■ Figure content listings ■
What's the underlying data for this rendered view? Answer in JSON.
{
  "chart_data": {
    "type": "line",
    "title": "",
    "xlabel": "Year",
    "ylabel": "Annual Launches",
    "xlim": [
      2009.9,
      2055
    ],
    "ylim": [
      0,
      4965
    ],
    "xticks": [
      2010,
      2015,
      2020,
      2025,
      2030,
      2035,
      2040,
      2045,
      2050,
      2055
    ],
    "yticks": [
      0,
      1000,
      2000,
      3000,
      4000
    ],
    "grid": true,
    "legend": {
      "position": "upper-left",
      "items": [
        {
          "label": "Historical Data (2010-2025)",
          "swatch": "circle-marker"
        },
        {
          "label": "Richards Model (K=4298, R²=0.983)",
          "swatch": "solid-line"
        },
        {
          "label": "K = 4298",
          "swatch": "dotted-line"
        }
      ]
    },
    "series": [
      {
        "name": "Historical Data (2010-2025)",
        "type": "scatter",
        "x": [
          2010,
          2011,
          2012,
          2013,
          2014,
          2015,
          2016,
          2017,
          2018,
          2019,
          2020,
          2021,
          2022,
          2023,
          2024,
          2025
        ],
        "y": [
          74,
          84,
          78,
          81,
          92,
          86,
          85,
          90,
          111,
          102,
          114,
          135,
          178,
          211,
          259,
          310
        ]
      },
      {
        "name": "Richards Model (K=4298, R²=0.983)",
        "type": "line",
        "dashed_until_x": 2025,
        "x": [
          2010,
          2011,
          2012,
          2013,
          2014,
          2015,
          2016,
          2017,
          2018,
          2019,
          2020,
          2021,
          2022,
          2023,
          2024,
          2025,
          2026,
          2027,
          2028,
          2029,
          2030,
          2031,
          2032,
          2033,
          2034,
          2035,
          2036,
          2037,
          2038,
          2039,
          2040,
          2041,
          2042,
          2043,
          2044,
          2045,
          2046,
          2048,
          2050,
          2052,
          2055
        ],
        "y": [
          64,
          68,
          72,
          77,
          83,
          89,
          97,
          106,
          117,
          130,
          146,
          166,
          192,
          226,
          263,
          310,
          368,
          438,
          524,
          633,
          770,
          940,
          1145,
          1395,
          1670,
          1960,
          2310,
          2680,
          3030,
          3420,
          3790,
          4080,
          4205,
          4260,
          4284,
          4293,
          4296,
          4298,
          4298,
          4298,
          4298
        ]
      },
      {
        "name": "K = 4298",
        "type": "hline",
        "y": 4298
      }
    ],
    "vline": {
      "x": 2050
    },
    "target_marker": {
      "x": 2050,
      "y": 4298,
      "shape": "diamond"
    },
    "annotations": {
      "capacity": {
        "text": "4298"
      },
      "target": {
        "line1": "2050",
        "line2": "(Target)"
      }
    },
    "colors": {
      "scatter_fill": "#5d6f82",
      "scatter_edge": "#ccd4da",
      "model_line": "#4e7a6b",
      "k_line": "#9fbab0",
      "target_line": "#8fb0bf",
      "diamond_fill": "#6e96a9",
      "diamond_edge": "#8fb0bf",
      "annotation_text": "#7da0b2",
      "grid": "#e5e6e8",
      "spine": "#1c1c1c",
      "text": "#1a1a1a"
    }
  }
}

■ WHAT THIS TASK INVOLVES ■
Copy down the whole of the data above, matching it exactly.

■ EXPECTED ANSWER ■
What's the underlying data for this rendered view? Answer in JSON.
{
  "chart_data": {
    "type": "line",
    "title": "",
    "xlabel": "Year",
    "ylabel": "Annual Launches",
    "xlim": [
      2009.9,
      2055
    ],
    "ylim": [
      0,
      4965
    ],
    "xticks": [
      2010,
      2015,
      2020,
      2025,
      2030,
      2035,
      2040,
      2045,
      2050,
      2055
    ],
    "yticks": [
      0,
      1000,
      2000,
      3000,
      4000
    ],
    "grid": true,
    "legend": {
      "position": "upper-left",
      "items": [
        {
          "label": "Historical Data (2010-2025)",
          "swatch": "circle-marker"
        },
        {
          "label": "Richards Model (K=4298, R²=0.983)",
          "swatch": "solid-line"
        },
        {
          "label": "K = 4298",
          "swatch": "dotted-line"
        }
      ]
    },
    "series": [
      {
        "name": "Historical Data (2010-2025)",
        "type": "scatter",
        "x": [
          2010,
          2011,
          2012,
          2013,
          2014,
          2015,
          2016,
          2017,
          2018,
          2019,
          2020,
          2021,
          2022,
          2023,
          2024,
          2025
        ],
        "y": [
          74,
          84,
          78,
          81,
          92,
          86,
          85,
          90,
          111,
          102,
          114,
          135,
          178,
          211,
          259,
          310
        ]
      },
      {
        "name": "Richards Model (K=4298, R²=0.983)",
        "type": "line",
        "dashed_until_x": 2025,
        "x": [
          2010,
          2011,
          2012,
          2013,
          2014,
          2015,
          2016,
          2017,
          2018,
          2019,
          2020,
          2021,
          2022,
          2023,
          2024,
          2025,
          2026,
          2027,
          2028,
          2029,
          2030,
          2031,
          2032,
          2033,
          2034,
          2035,
          2036,
          2037,
          2038,
          2039,
          2040,
          2041,
          2042,
          2043,
          2044,
          2045,
          2046,
          2048,
          2050,
          2052,
          2055
        ],
        "y": [
          64,
          68,
          72,
          77,
          83,
          89,
          97,
          106,
          117,
          130,
          146,
          166,
          192,
          226,
          263,
          310,
          368,
          438,
          524,
          633,
          770,
          940,
          1145,
          1395,
          1670,
          1960,
          2310,
          2680,
          3030,
          3420,
          3790,
          4080,
          4205,
          4260,
          4284,
          4293,
          4296,
          4298,
          4298,
          4298,
          4298
        ]
      },
      {
        "name": "K = 4298",
        "type": "hline",
        "y": 4298
      }
    ],
    "vline": {
      "x": 2050
    },
    "target_marker": {
      "x": 2050,
      "y": 4298,
      "shape": "diamond"
    },
    "annotations": {
      "capacity": {
        "text": "4298"
      },
      "target": {
        "line1": "2050",
        "line2": "(Target)"
      }
    },
    "colors": {
      "scatter_fill": "#5d6f82",
      "scatter_edge": "#ccd4da",
      "model_line": "#4e7a6b",
      "k_line": "#9fbab0",
      "target_line": "#8fb0bf",
      "diamond_fill": "#6e96a9",
      "diamond_edge": "#8fb0bf",
      "annotation_text": "#7da0b2",
      "grid": "#e5e6e8",
      "spine": "#1c1c1c",
      "text": "#1a1a1a"
    }
  }
}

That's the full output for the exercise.